**AIM:** Find each line with the string "color" and report it.
[start of DATA SHOWN]
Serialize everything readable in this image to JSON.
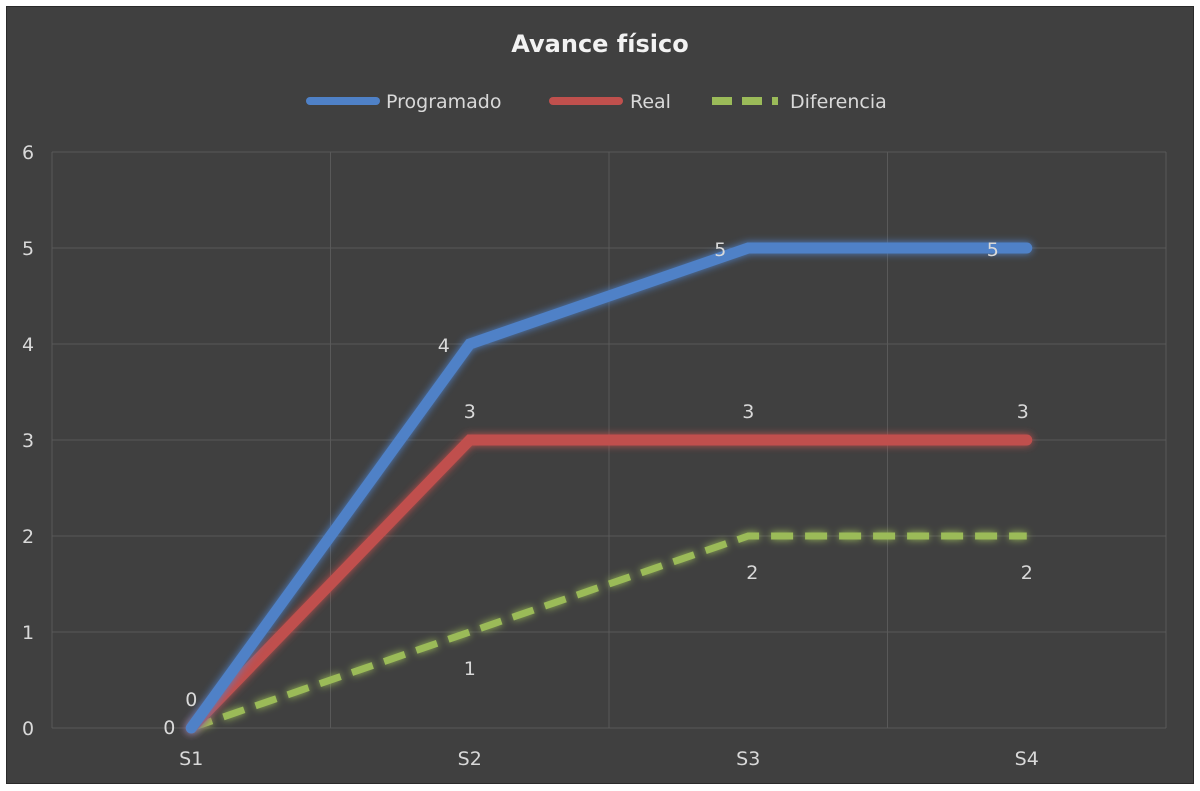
{
  "chart_data": {
    "type": "line",
    "title": "Avance físico",
    "categories": [
      "S1",
      "S2",
      "S3",
      "S4"
    ],
    "ylim": [
      0,
      6
    ],
    "yticks": [
      "0",
      "1",
      "2",
      "3",
      "4",
      "5",
      "6"
    ],
    "grid": true,
    "legend_position": "top",
    "series": [
      {
        "name": "Programado",
        "values": [
          0,
          4,
          5,
          5
        ],
        "color": "#4f81c7",
        "dashed": false,
        "labels": [
          "0",
          "4",
          "5",
          "5"
        ]
      },
      {
        "name": "Real",
        "values": [
          0,
          3,
          3,
          3
        ],
        "color": "#c0504d",
        "dashed": false,
        "labels": [
          "0",
          "3",
          "3",
          "3"
        ]
      },
      {
        "name": "Diferencia",
        "values": [
          0,
          1,
          2,
          2
        ],
        "color": "#9bbb59",
        "dashed": true,
        "labels": [
          "",
          "1",
          "2",
          "2"
        ]
      }
    ]
  }
}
[end of DATA SHOWN]
**SOLUTION FOR THIS EXERCISE:**
        "color": "#4f81c7",
        "color": "#c0504d",
        "color": "#9bbb59",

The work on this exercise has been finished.